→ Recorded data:
* * * * *

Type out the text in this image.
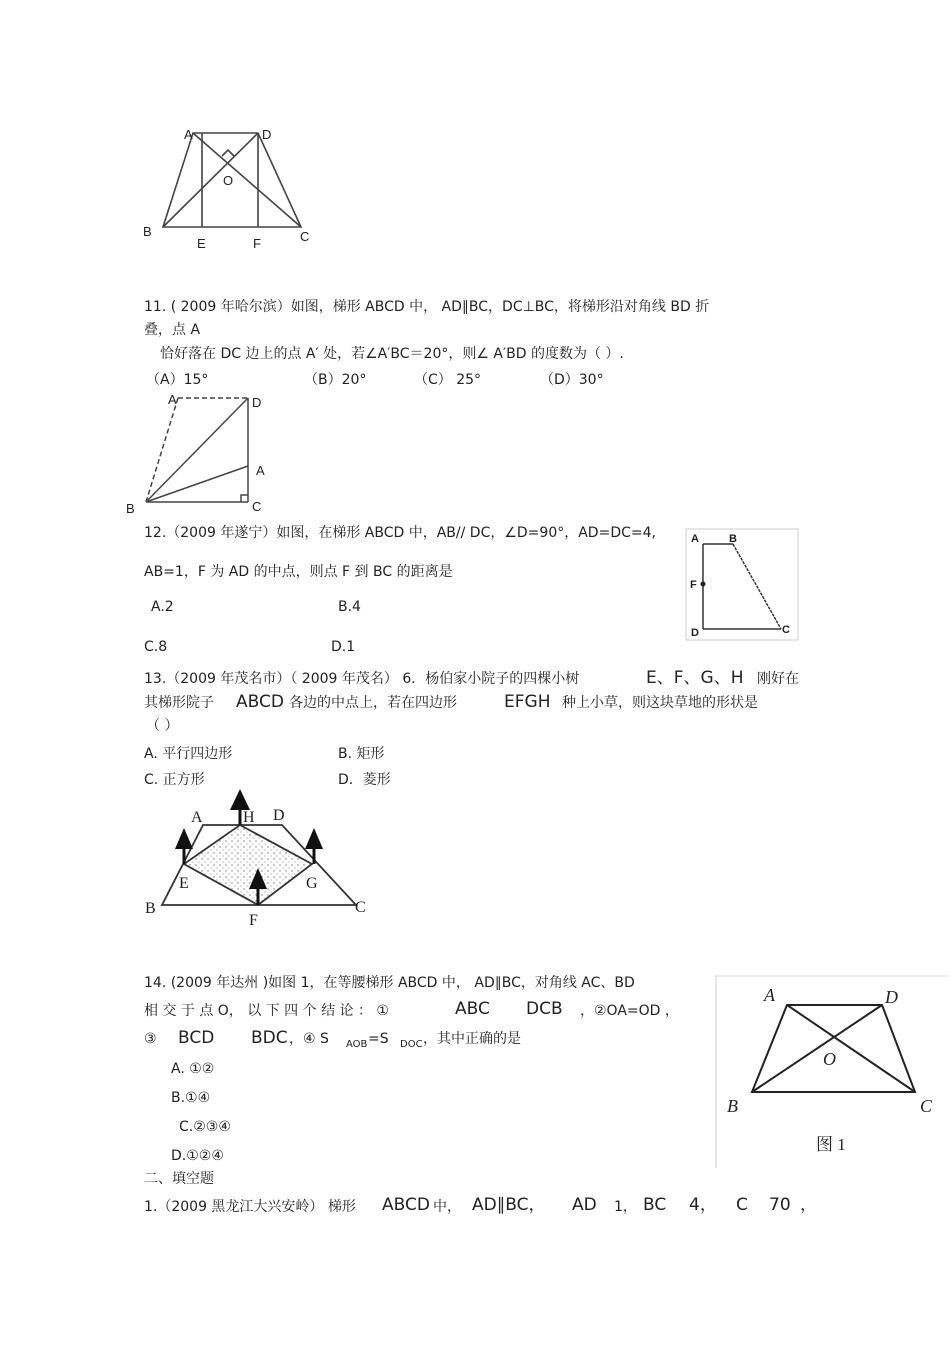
A	D
O
B
E	F	C
11. ( 2009 年哈尔滨）如图，梯形 ABCD 中， AD∥BC，DC⊥BC，将梯形沿对角线 BD 折
叠，点 A
恰好落在 DC 边上的点 A′ 处，若∠A′BC＝20°，则∠ A′BD 的度数为（ ）.
（A）15°	（B）20°	（C） 25°	（D）30°
A	D
A
B	C
12.（2009 年遂宁）如图，在梯形 ABCD 中，AB// DC，∠D=90°，AD=DC=4,
AB=1，F 为 AD 的中点，则点 F 到 BC 的距离是
A.2	B.4
C.8	D.1
A	B
F
D	C
13.（2009 年茂名市）（ 2009 年茂名） 6．杨伯家小院子的四棵小树	E、F、G、H 刚好在
其梯形院子 ABCD 各边的中点上，若在四边形	EFGH 种上小草，则这块草地的形状是
（ ）
A. 平行四边形	B. 矩形
C. 正方形	D．菱形
A	H D
E	G
B
F
C
14. (2009 年达州 )如图 1，在等腰梯形 ABCD 中， AD∥BC，对角线 AC、BD
相 交 于 点 O， 以 下 四 个 结 论 ： ①	ABC DCB ，②OA=OD ，
③ BCD BDC ，④ S AOB =S DOC ，其中正确的是
A. ①②
B.①④
C.②③④
D.①②④
A	D
O
B	C
图 1
二、填空题
1.（2009 黑龙江大兴安岭） 梯形 ABCD 中， AD∥BC， AD 1， BC 4， C 70 ，
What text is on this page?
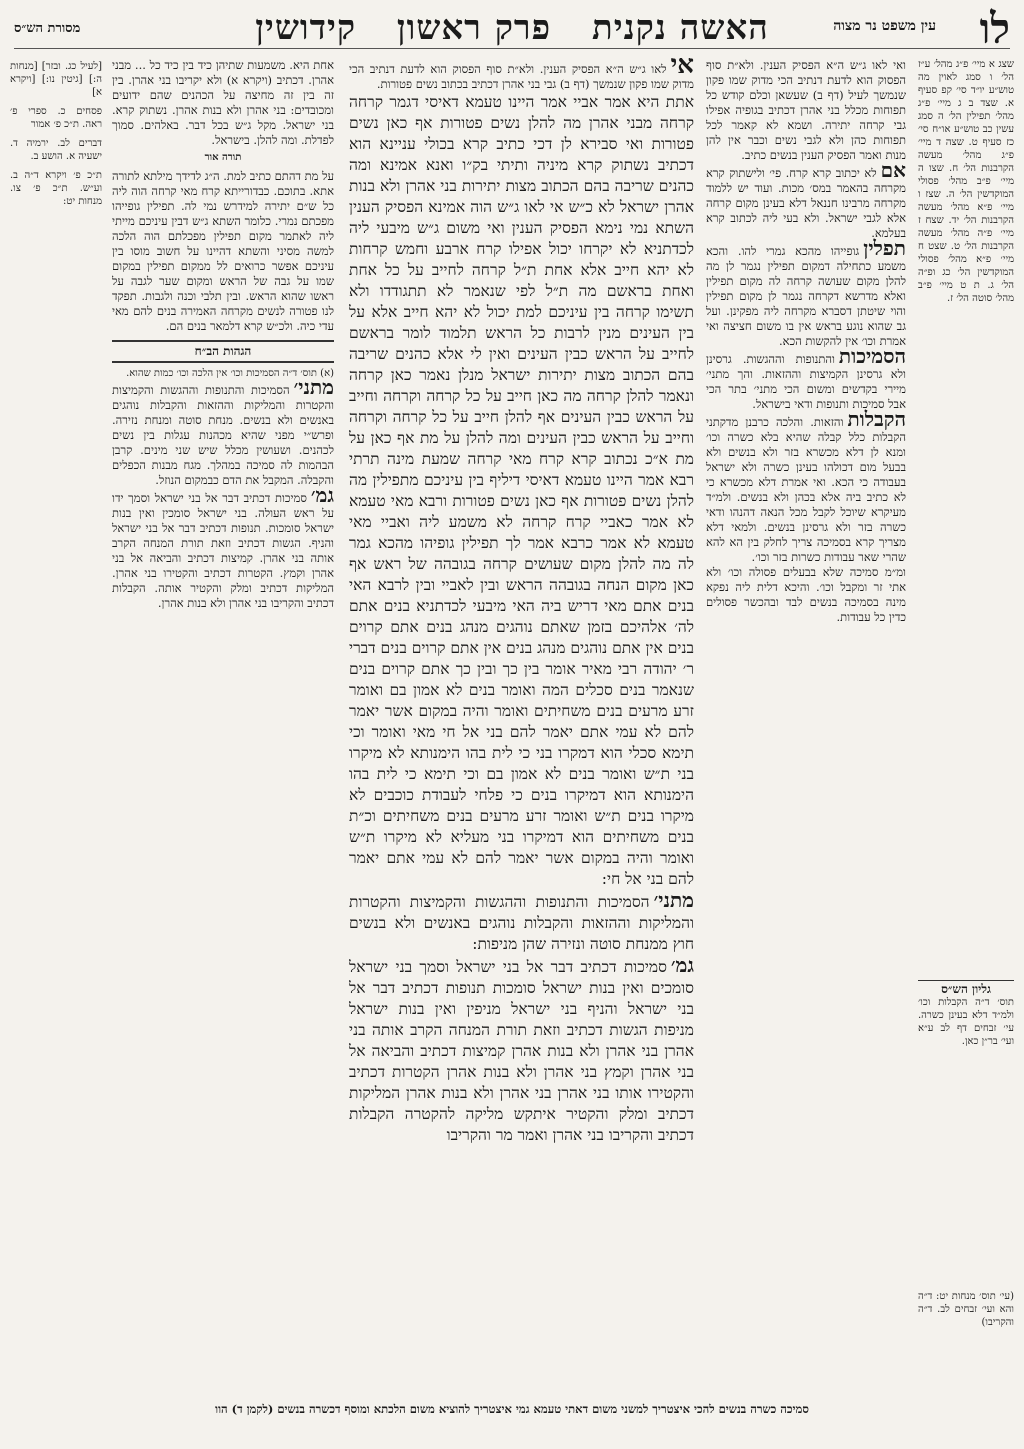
לו
עין משפט נר מצוה
האשה נקנית פרק ראשון קידושין
מסורת הש״ס
שצג א מיי׳ פ״ג מהל׳ ע״ז הל׳ ו סמג לאוין מה טוש״ע יו״ד סי׳ קפ סעיף א. שצד ב ג מיי׳ פ״ג מהל׳ תפילין הל׳ ה סמג עשין כב טוש״ע או״ח סי׳ כז סעיף ט. שצה ד מיי׳ פ״ג מהל׳ מעשה הקרבנות הל׳ ח. שצו ה מיי׳ פ״ב מהל׳ פסולי המוקדשין הל׳ ה. שצז ו מיי׳ פ״א מהל׳ מעשה הקרבנות הל׳ יד. שצח ז מיי׳ פ״ה מהל׳ מעשה הקרבנות הל׳ ט. שצט ח מיי׳ פ״א מהל׳ פסולי המוקדשין הל׳ כג ופ״ה הל׳ ג. ת ט מיי׳ פ״ב מהל׳ סוטה הל׳ ז.
גליון הש״ס
תוס׳ ד״ה הקבלות וכו׳ ולמ״ד דלא בעינן כשרה. עי׳ זבחים דף לב ע״א ועי׳ בר״ן כאן.
(עי׳ תוס׳ מנחות יט: ד״ה והא ועי׳ זבחים לב. ד״ה והקריבו)
ואי לאו ג״ש ה״א הפסיק הענין. ולא״ת סוף הפסוק הוא לדעת דנתיב הכי מדוק שמו פקון שנמשך לעיל (דף ב) שעשאן וכלם קודש כל תפוחות מכלל בני אהרן דכתיב בגופיה אפילו גבי קרחה יתירה. ושמא לא קאמר לכל תפוחות כהן ולא לגבי נשים וכבר אין להן מנות ואמר הפסיק הענין בנשים כתיב.
אםלא יכתוב קרא קרח. פי׳ ולישתוק קרא מקרחה בהאמר במס׳ מכות. ועוד יש ללמוד מקרחה מרבינו חננאל דלא בעינן מקום קרחה אלא לגבי ישראל. ולא בעי ליה לכתוב קרא בעלמא.
תפליןגופייהו מהכא גמרי להו. והכא משמע כתחילה דמקום תפילין נגמר לן מה להלן מקום שעושה קרחה לה מקום תפילין ואלא מדרשא דקרחה נגמר לן מקום תפילין והוי שיטתן דסברא מקרחה ליה מפקינן. ועל גב שהוא נוגע בראש אין בו משום חציצה ואי אמרת וכו׳ אין להקשות הכא.
הסמיכותוהתנופות וההגשות. גרסינן ולא גרסינן הקמיצות וההזאות. והך מתני׳ מיירי בקדשים ומשום הכי מתני׳ בתר הכי אבל סמיכות ותנופות ודאי בישראל.
הקבלותוהזאות. והלכה כרבנן מדקתני הקבלות כלל קבלה שהיא בלא כשרה וכו׳ ומנא לן דלא מכשרא בזר ולא בנשים ולא בבעל מום דכולהו בעינן כשרה ולא ישראל בעבודה כי הכא. ואי אמרת דלא מכשרא כי לא כתיב ביה אלא בכהן ולא בנשים. ולמ״ד מעיקרא שיוכל לקבל מכל הנאה דהנהו ודאי כשרה בזר ולא גרסינן בנשים. ולמאי דלא מצריך קרא בסמיכה צריך לחלק בין הא להא שהרי שאר עבודות כשרות בזר וכו׳.
ומ״מ סמיכה שלא בבעלים פסולה וכו׳ ולא אתי זר ומקבל וכו׳. והיכא דלית ליה נפקא מינה בסמיכה בנשים לבד ובהכשר פסולים כדין כל עבודות.
אילאו ג״ש ה״א הפסיק הענין. ולא״ת סוף הפסוק הוא לדעת דנתיב הכי מדוק שמו פקון שנמשך (דף ב) גבי בני אהרן דכתיב בכתוב נשים פטורות.
אתת היא אמר אביי אמר היינו טעמא דאיסי דגמר קרחה קרחה מבני אהרן מה להלן נשים פטורות אף כאן נשים פטורות ואי סבירא לן דכי כתיב קרא בכולי עניינא הוא דכתיב נשתוק קרא מיניה ותיתי בק״ו ואנא אמינא ומה כהנים שריבה בהם הכתוב מצות יתירות בני אהרן ולא בנות אהרן ישראל לא כ״ש אי לאו ג״ש הוה אמינא הפסיק הענין השתא נמי נימא הפסיק הענין ואי משום ג״ש מיבעי ליה לכדתניא לא יקרחו יכול אפילו קרח ארבע וחמש קרחות לא יהא חייב אלא אחת ת״ל קרחה לחייב על כל אחת ואחת בראשם מה ת״ל לפי שנאמר לא תתגודדו ולא תשימו קרחה בין עיניכם למת יכול לא יהא חייב אלא על בין העינים מנין לרבות כל הראש תלמוד לומר בראשם לחייב על הראש כבין העינים ואין לי אלא כהנים שריבה בהם הכתוב מצות יתירות ישראל מנלן נאמר כאן קרחה ונאמר להלן קרחה מה כאן חייב על כל קרחה וקרחה וחייב על הראש כבין העינים אף להלן חייב על כל קרחה וקרחה וחייב על הראש כבין העינים ומה להלן על מת אף כאן על מת א״כ נכתוב קרא קרח מאי קרחה שמעת מינה תרתי רבא אמר היינו טעמא דאיסי דיליף בין עיניכם מתפילין מה להלן נשים פטורות אף כאן נשים פטורות ורבא מאי טעמא לא אמר כאביי קרח קרחה לא משמע ליה ואביי מאי טעמא לא אמר כרבא אמר לך תפילין גופיהו מהכא גמר לה מה להלן מקום שעושים קרחה בגובהה של ראש אף כאן מקום הנחה בגובהה הראש ובין לאביי ובין לרבא האי בנים אתם מאי דריש ביה האי מיבעי לכדתניא בנים אתם לה׳ אלהיכם בזמן שאתם נוהגים מנהג בנים אתם קרוים בנים אין אתם נוהגים מנהג בנים אין אתם קרוים בנים דברי ר׳ יהודה רבי מאיר אומר בין כך ובין כך אתם קרוים בנים שנאמר בנים סכלים המה ואומר בנים לא אמון בם ואומר זרע מרעים בנים משחיתים ואומר והיה במקום אשר יאמר להם לא עמי אתם יאמר להם בני אל חי מאי ואומר וכי תימא סכלי הוא דמקרו בני כי לית בהו הימנותא לא מיקרו בני ת״ש ואומר בנים לא אמון בם וכי תימא כי לית בהו הימנותא הוא דמיקרו בנים כי פלחי לעבודת כוכבים לא מיקרו בנים ת״ש ואומר זרע מרעים בנים משחיתים וכ״ת בנים משחיתים הוא דמיקרו בני מעליא לא מיקרו ת״ש ואומר והיה במקום אשר יאמר להם לא עמי אתם יאמר להם בני אל חי:
מתני׳הסמיכות והתנופות וההגשות והקמיצות והקטרות והמליקות וההזאות והקבלות נוהגים באנשים ולא בנשים חוץ ממנחת סוטה ונזירה שהן מניפות:
גמ׳סמיכות דכתיב דבר אל בני ישראל וסמך בני ישראל סומכים ואין בנות ישראל סומכות תנופות דכתיב דבר אל בני ישראל והניף בני ישראל מניפין ואין בנות ישראל מניפות הגשות דכתיב וזאת תורת המנחה הקרב אותה בני אהרן בני אהרן ולא בנות אהרן קמיצות דכתיב והביאה אל בני אהרן וקמץ בני אהרן ולא בנות אהרן הקטרות דכתיב והקטירו אותו בני אהרן בני אהרן ולא בנות אהרן המליקות דכתיב ומלק והקטיר איתקש מליקה להקטרה הקבלות דכתיב והקריבו בני אהרן ואמר מר והקריבו
אחת היא. משמעות שתיהן כיד בין כיד כל ... מבני אהרן. דכתיב (ויקרא א) ולא יקריבו בני אהרן. בין זה בין זה מחיצה על הכהנים שהם ידועים ומכובדים: בני אהרן ולא בנות אהרן. נשתוק קרא. בני ישראל. מקל ג״ש בכל דבר. באלהים. סמוך לפדלת. ומה להלן. בישראל.
תורה אור
על מת דהתם כתיב למת. ה״ג לדידך מילתא לתורה אתא. בתוכם. כבדורייתא קרח מאי קרחה הוה ליה כל ש״ם יתירה למידרש נמי לה. תפילין גופייהו מפכתם נמרי. כלומר השתא ג״ש דבין עיניכם מייתי ליה לאתמר מקום תפילין מפכלתם הוה הלכה למשה מסיני והשתא דהיינו על חשוב מוסו בין עיניכם אפשר כרואים לל ממקום תפילין במקום שמו על גבה של הראש ומקום שער לגבה על ראשו שהוא הראש. ובין תלבי וכנה ולגבות. תפקד לנו פטורה לנשים מקרחה האמירה בנים להם מאי עדי כיה. ולכ״ש קרא דלמאר בנים הם.
הגהות הב״ח
(א) תוס׳ ד״ה הסמיכות וכו׳ אין הלכה וכו׳ כמות שהוא.
מתני׳הסמיכות והתנופות וההגשות והקמיצות והקטרות והמליקות וההזאות והקבלות נוהגים באנשים ולא בנשים. מנחת סוטה ומנחת נזירה. ופרש״י מפני שהיא מכהנות עגלות בין נשים לכהנים. ושעושין מכלל שיש שני מינים. קרבן הבהמות לה סמיכה במהלך. מגח מבנות הכפלים והקבלה. המקבל את הדם כבמקום הנוזל.
גמ׳סמיכות דכתיב דבר אל בני ישראל וסמך ידו על ראש העולה. בני ישראל סומכין ואין בנות ישראל סומכות. תנופות דכתיב דבר אל בני ישראל והניף. הגשות דכתיב וזאת תורת המנחה הקרב אותה בני אהרן. קמיצות דכתיב והביאה אל בני אהרן וקמץ. הקטרות דכתיב והקטירו בני אהרן. המליקות דכתיב ומלק והקטיר אותה. הקבלות דכתיב והקריבו בני אהרן ולא בנות אהרן.
[לעיל כג. ובזר] [מנחות ה:] [גיטין נו:] [ויקרא א]
פסחים כ. ספרי פ׳ ראה. ת״כ פ׳ אמור
דברים לב. ירמיה ד. ישעיה א. הושע ב.
ת״כ פ׳ ויקרא ד״ה ב. וע״ש. ת״כ פ׳ צו. מנחות יט:
סמיכה כשרה בנשים להכי איצטריך למשני משום דאתי טעמא גמי איצטריך להוציא משום הלכתא ומוסף דכשרה בנשים (לקמן ד) הוו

* * * * *

→ REQUIRED WORK:
Reply with the number of lines in the preceding entries that contain "זבחים", and no other words.

→ ANSWER:
2